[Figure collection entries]
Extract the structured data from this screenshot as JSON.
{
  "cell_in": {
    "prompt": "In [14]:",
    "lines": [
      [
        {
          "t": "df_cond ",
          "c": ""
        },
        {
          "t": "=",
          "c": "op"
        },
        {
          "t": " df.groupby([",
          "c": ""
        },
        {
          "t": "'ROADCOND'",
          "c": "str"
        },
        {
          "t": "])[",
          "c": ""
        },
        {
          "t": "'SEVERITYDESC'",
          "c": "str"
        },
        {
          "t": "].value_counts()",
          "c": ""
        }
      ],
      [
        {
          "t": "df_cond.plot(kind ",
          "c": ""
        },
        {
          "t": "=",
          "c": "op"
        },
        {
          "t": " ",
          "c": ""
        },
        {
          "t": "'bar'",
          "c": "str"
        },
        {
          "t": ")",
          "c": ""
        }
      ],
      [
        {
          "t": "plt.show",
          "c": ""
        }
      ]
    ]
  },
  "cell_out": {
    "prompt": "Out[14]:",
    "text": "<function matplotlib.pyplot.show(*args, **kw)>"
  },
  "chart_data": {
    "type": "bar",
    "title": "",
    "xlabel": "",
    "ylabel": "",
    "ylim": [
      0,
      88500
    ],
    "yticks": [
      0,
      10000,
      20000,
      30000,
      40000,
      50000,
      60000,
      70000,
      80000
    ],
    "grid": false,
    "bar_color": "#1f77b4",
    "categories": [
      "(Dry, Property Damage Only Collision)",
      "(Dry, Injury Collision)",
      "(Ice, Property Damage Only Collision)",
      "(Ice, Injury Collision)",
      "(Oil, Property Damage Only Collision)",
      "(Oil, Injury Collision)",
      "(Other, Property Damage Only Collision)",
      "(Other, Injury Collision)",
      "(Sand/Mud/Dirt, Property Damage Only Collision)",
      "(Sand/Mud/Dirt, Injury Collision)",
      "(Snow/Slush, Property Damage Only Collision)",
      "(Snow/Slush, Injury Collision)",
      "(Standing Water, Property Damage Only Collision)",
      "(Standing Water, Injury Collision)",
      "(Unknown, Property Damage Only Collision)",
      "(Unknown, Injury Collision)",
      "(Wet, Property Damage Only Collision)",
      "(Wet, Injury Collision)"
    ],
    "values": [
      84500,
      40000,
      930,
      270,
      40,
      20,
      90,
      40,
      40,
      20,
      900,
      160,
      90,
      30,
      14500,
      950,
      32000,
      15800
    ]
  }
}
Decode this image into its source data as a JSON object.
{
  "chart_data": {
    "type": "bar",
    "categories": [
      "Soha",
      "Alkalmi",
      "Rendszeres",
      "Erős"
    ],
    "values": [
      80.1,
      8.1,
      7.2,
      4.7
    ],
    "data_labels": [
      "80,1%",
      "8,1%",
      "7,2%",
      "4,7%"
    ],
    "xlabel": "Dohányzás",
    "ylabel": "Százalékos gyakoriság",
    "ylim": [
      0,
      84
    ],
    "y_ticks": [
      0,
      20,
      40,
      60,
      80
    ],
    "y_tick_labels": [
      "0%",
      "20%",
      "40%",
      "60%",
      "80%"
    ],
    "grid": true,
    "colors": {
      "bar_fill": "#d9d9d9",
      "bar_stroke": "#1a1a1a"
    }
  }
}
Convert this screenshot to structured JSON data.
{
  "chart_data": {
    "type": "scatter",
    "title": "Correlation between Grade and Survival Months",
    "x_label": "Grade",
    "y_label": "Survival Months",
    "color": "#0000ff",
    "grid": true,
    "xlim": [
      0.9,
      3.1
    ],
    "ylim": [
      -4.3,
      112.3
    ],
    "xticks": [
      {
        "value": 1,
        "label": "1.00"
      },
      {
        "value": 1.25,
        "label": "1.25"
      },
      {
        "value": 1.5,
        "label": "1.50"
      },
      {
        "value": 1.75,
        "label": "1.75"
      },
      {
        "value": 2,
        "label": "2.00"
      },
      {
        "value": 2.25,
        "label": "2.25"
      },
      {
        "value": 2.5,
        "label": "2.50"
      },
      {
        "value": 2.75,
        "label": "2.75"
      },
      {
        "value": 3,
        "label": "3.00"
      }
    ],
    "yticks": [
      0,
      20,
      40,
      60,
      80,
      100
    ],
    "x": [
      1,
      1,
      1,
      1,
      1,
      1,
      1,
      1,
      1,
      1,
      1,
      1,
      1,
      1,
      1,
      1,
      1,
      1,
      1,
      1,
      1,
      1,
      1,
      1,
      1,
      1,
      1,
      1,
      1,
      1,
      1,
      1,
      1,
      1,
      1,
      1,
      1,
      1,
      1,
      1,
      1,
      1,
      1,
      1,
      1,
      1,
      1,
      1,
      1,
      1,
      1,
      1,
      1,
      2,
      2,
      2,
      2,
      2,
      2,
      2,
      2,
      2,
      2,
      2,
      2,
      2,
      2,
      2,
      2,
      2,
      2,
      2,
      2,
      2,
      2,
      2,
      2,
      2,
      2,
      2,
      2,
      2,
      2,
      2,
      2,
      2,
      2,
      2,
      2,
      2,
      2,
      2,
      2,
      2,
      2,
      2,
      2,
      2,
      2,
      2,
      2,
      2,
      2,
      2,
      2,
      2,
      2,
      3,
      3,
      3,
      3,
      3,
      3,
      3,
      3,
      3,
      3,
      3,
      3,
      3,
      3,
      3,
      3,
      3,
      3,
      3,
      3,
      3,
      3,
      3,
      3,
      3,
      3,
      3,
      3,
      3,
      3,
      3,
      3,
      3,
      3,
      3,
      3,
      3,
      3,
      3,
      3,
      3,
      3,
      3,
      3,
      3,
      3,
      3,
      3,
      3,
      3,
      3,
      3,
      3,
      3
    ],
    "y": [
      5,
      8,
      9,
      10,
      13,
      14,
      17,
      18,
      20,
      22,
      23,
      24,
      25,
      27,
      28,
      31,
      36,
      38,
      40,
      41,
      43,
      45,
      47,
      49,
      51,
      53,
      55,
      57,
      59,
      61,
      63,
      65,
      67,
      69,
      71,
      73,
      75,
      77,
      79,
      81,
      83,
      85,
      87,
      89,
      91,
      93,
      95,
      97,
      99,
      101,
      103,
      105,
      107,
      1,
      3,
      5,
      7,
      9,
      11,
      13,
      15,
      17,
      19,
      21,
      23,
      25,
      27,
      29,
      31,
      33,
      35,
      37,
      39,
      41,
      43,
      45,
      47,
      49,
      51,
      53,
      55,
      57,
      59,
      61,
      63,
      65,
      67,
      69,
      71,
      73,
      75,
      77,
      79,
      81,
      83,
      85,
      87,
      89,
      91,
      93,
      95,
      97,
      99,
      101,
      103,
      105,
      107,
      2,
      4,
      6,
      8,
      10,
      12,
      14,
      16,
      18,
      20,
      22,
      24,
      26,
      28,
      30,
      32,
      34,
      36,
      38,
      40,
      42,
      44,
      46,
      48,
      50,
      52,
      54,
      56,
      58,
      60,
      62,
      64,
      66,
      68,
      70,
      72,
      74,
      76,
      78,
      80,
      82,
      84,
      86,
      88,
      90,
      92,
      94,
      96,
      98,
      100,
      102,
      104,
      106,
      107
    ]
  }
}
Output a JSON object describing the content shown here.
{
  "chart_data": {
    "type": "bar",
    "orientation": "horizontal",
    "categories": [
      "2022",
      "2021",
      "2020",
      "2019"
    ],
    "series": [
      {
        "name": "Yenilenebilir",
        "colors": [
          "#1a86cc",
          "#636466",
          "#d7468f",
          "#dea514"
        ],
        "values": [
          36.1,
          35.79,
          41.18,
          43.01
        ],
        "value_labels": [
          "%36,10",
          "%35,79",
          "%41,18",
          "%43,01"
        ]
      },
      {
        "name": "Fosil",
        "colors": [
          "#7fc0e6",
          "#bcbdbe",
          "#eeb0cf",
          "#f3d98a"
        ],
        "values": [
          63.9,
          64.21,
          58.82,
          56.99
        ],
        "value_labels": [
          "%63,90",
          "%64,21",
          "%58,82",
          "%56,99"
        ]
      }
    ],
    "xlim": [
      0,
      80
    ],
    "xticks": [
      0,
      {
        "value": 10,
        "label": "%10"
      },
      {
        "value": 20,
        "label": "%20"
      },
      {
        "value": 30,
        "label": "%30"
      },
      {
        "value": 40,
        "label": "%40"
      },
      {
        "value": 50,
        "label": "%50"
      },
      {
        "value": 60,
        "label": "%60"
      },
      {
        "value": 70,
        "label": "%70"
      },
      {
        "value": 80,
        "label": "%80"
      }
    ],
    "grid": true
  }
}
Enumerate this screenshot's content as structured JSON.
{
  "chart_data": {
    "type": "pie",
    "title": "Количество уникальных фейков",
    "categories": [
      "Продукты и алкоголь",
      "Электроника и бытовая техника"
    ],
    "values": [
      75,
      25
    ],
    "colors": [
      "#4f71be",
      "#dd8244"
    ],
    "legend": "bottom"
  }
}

Directive: Using the material above, copy every line in which the string "Survival" occurs.

Task answer:
    "title": "Correlation between Grade and Survival Months",
    "y_label": "Survival Months",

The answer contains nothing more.